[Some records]
|---|

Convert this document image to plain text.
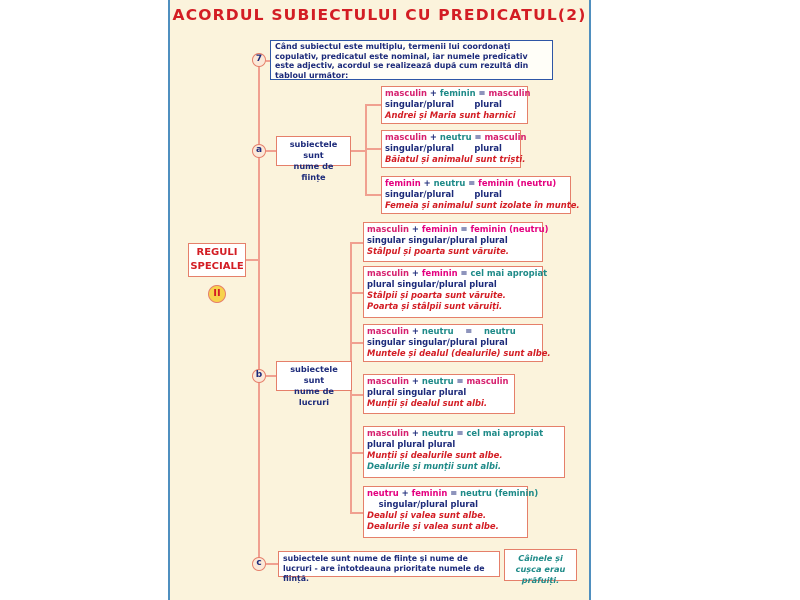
ACORDUL SUBIECTULUI CU PREDICATUL(2)
7
Când subiectul este multiplu, termenii lui coordonați copulativ, predicatul este nominal, iar numele predicativ este adjectiv, acordul se realizează după cum rezultă din tabloul următor:
REGULI
SPECIALE
II
a
subiectele sunt
nume de ființe
masculin + feminin = masculin
singular/plural plural
Andrei și Maria sunt harnici
masculin + neutru = masculin
singular/plural plural
Băiatul și animalul sunt triști.
feminin + neutru = feminin (neutru)
singular/plural plural
Femeia și animalul sunt izolate în munte.
b
subiectele sunt
nume de lucruri
masculin + feminin = feminin (neutru)
singular singular/plural plural
Stâlpul și poarta sunt văruite.
masculin + feminin = cel mai apropiat
plural singular/plural plural
Stâlpii și poarta sunt văruite.
Poarta și stâlpii sunt văruiți.
masculin + neutru = neutru
singular singular/plural plural
Muntele și dealul (dealurile) sunt albe.
masculin + neutru = masculin
plural singular plural
Munții și dealul sunt albi.
masculin + neutru = cel mai apropiat
plural plural plural
Munții și dealurile sunt albe.
Dealurile și munții sunt albi.
neutru + feminin = neutru (feminin)
singular/plural plural
Dealul și valea sunt albe.
Dealurile și valea sunt albe.
c	subiectele sunt nume de ființe și nume de lucruri - are întotdeauna prioritate numele de ființă.
Câinele și cușca erau prăfuiți.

|---|

DIRECTIVE
Extract from the data every line where "valea" shows up.

CORRECT RESPONSE
Dealul și valea sunt albe.
Dealurile și valea sunt albe.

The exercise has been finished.